» Activity list
1: Answer these questions using the birth account:
(a) Where does John's mother work, and in what role?
(b) Which of the narrator's babies was this, by count?
(c) What were the narrator and John not ready with because of the speedy delivery?
2: Write a continuation of the birth account, starting after its final sentence.

» Source extract
..............................

We were both so shocked by his speedy delivery that our cameras and video weren't really even ready.  We were really caught off guard.

What do I say about John's mother?  After my initial appointment that morning, she called and said, "Lindsay, I don't want to intrude but your contractions are really close and this is your eighth baby.  Do you want me to come over?"  She works as a nursery nurse at St. Elizabeth's, but even more than that she is one of the calmest people I know when situations get hairy.  I always tell her that if we were on the same sinking ship together, I would want to be right next to her because she keeps everybody calm.  She offered to meet us at the hospital and I told her I would much prefer her to be in the delivery room with me instead of with my kids as she keeps me calm and as an added bonus offers a great spiritual sense to any given situation.  I apologized in advance for anything I might say or that she might see as I had an intuition that my labor was going to be a natural delivery.  She walked the halls with me once and offered me different people or situations to offer my contractions for.  I was so grateful to her for this as I had told her don't let me waste this opportunity.  She was right there while I was on the floor and I remember looking up at her right before he was born and the pain was intense.  Her motherly face looked at me so kindly, but she always keeps her calm.  She stroked my arm and told me to keep going.  I am so glad she was there with us to see Kapaun be born into this world.  I know how much it means to John.

..............................

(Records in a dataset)
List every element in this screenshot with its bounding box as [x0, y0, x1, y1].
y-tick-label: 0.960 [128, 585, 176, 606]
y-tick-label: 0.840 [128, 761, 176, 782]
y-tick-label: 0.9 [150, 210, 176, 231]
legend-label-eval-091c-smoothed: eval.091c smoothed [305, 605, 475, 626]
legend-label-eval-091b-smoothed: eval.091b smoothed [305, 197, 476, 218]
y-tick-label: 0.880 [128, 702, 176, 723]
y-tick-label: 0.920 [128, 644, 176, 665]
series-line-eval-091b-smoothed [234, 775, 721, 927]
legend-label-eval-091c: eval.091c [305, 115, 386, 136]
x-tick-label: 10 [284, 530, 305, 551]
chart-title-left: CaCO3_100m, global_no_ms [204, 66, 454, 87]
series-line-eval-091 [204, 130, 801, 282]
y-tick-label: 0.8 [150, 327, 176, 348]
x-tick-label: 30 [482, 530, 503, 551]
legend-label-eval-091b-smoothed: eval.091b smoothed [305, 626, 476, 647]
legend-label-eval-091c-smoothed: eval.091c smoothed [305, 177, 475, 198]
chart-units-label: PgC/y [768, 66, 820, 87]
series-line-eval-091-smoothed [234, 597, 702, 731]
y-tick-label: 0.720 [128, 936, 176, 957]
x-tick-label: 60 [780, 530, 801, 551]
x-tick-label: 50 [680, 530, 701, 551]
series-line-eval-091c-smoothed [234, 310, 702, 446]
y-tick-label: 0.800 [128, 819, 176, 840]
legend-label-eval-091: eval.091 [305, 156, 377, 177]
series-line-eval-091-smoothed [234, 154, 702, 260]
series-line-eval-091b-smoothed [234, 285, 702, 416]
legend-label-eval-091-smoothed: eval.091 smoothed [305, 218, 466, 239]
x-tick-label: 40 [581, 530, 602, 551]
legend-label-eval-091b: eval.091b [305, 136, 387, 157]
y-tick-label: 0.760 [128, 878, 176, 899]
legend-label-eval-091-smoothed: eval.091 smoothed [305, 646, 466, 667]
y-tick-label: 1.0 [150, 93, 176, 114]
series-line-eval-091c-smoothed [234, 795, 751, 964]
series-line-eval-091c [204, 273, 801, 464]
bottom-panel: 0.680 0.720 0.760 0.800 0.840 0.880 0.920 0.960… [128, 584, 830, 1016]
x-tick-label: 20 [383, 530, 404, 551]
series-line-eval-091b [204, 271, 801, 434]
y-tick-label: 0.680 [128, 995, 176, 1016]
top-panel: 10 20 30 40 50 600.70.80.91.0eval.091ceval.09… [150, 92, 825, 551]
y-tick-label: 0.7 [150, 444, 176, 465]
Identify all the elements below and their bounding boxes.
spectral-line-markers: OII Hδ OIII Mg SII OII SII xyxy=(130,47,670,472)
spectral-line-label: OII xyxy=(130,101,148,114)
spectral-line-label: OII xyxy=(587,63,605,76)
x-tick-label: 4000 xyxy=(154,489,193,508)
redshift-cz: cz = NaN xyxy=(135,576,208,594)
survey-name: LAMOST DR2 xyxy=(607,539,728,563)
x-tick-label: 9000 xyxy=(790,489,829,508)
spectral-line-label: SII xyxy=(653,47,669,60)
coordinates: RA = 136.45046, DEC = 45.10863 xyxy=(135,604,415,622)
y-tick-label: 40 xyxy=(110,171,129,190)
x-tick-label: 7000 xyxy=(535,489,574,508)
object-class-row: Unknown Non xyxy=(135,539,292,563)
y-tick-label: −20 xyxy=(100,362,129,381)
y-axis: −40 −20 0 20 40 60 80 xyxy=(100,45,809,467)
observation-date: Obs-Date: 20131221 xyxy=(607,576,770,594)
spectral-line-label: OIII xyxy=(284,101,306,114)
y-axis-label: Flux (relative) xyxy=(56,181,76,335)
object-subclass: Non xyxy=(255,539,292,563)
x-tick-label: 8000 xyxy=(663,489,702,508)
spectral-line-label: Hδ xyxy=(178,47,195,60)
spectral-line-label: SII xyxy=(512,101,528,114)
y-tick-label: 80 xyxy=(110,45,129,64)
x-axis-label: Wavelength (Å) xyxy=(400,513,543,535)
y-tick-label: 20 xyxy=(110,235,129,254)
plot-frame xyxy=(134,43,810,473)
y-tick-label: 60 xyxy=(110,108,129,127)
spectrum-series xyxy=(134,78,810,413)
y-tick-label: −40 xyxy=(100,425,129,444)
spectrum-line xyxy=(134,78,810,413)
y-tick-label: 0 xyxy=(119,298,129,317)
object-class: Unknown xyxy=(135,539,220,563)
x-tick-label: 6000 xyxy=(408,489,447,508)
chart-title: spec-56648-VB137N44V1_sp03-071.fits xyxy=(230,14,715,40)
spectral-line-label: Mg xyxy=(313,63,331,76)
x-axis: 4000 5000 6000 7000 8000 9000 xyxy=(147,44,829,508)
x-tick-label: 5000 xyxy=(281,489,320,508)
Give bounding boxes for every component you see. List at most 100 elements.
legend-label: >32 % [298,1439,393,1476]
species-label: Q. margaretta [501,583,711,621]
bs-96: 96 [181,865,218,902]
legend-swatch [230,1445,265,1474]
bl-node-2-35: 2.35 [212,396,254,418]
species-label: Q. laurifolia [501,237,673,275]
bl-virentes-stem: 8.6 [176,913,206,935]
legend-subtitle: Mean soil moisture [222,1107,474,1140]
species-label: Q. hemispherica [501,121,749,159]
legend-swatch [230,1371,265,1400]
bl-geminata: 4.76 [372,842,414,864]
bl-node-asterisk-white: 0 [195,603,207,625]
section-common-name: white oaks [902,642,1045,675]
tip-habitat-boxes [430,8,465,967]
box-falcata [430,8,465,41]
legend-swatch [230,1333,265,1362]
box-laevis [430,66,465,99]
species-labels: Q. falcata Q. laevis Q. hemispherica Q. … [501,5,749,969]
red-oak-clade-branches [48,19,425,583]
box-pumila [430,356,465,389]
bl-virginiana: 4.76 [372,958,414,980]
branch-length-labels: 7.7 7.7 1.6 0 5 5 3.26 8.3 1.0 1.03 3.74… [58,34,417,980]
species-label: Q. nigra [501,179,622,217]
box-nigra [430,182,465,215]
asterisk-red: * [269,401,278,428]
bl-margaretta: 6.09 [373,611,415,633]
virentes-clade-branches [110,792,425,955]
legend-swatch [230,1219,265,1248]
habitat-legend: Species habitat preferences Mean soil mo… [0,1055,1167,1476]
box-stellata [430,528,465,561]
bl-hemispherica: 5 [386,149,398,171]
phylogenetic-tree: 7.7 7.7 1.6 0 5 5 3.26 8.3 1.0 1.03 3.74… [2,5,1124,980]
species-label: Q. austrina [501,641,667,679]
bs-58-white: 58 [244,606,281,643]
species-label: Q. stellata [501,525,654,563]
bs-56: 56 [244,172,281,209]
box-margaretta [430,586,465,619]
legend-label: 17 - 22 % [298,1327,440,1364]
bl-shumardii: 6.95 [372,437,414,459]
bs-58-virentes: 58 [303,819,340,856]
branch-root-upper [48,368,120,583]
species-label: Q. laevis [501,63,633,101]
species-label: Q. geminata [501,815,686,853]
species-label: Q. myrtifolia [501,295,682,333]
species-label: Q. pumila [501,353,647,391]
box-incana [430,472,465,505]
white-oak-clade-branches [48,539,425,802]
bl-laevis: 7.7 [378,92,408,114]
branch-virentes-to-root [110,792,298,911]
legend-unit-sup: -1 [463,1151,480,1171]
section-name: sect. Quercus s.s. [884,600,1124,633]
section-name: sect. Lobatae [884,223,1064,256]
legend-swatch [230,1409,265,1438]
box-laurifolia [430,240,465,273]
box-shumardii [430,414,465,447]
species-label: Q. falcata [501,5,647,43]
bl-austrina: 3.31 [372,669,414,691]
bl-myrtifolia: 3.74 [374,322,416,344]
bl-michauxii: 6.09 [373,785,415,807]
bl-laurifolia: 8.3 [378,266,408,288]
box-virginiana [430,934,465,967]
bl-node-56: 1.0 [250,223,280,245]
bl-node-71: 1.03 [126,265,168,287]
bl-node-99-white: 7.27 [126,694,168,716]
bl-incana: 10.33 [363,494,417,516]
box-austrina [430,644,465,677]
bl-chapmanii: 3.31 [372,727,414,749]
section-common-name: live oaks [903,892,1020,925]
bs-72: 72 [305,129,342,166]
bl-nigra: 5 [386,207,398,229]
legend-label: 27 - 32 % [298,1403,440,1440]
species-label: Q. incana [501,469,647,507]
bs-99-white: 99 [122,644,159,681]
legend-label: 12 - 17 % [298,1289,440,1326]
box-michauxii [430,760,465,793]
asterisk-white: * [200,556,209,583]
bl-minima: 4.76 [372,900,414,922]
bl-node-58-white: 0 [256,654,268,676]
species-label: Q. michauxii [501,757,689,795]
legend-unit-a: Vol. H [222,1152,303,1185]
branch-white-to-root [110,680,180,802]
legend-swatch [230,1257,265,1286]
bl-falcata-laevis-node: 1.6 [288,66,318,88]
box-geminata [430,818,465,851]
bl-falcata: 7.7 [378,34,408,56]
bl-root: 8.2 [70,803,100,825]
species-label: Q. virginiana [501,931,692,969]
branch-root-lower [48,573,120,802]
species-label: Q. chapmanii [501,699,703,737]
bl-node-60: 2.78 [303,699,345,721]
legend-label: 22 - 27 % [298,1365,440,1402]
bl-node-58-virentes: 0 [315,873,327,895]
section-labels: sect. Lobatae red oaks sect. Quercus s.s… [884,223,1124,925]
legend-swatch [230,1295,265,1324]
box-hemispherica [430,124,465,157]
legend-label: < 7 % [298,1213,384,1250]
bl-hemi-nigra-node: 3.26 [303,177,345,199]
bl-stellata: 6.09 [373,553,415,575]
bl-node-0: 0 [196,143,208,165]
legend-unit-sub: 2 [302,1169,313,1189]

..............................

» Answer section
1:
(a) She works as a nursery nurse at St. Elizabeth's.
(b) It was the narrator's eighth baby.
(c) Their cameras and video were not ready.

2:
She was able to do his first stats and apgar scores.  What a special moment for our family!

She gave Kapaun his first bath!
My favorite picture.

Boever Boy.  That took me forever to get acquainted with. 
John's parents with Kapaun.
My first chance at a look over.  My favorite first moments.  I look over every bit of them.  I smell them, rub their arms and legs, hold them near my neck, stare at their face in wonder, and hold them with a death grip and utter gratitude that God gave us another life. 
I love their little T-shirts and head fat.  I love their newly bathed smell and swollen birth eyes.  I love their backs and neck the most.  His back enchants me as I watched it and felt it move around for so long.  They are such wonders and masterpieces of art!  I love how just moments before they were inside me.  I love how you can almost still feel their warmth from the womb. 
For some reason, this song resonates in my soul especially now since his birth.  My favorite are the words at the end,

"I looked to Jesus, and I found
In Him my Star, my Sun;
And in that Light of Life I'll walk
Till traveling days are done."

I get choked up when I hear the words "traveling days are done." These times of welcoming each baby into the world are the jewels and pillars of our marriage.  John and I treasure each birth more and more and marvel at God's grandness more and more. We are all traveling and one day our traveling days will be done.  I know at the end we will both look back at the highlight film of our lives and be speechless about the births of each of our children.  Kapaun's birth certainly will stand out in my life as something that will forever leave me in awe and filled with gratitude.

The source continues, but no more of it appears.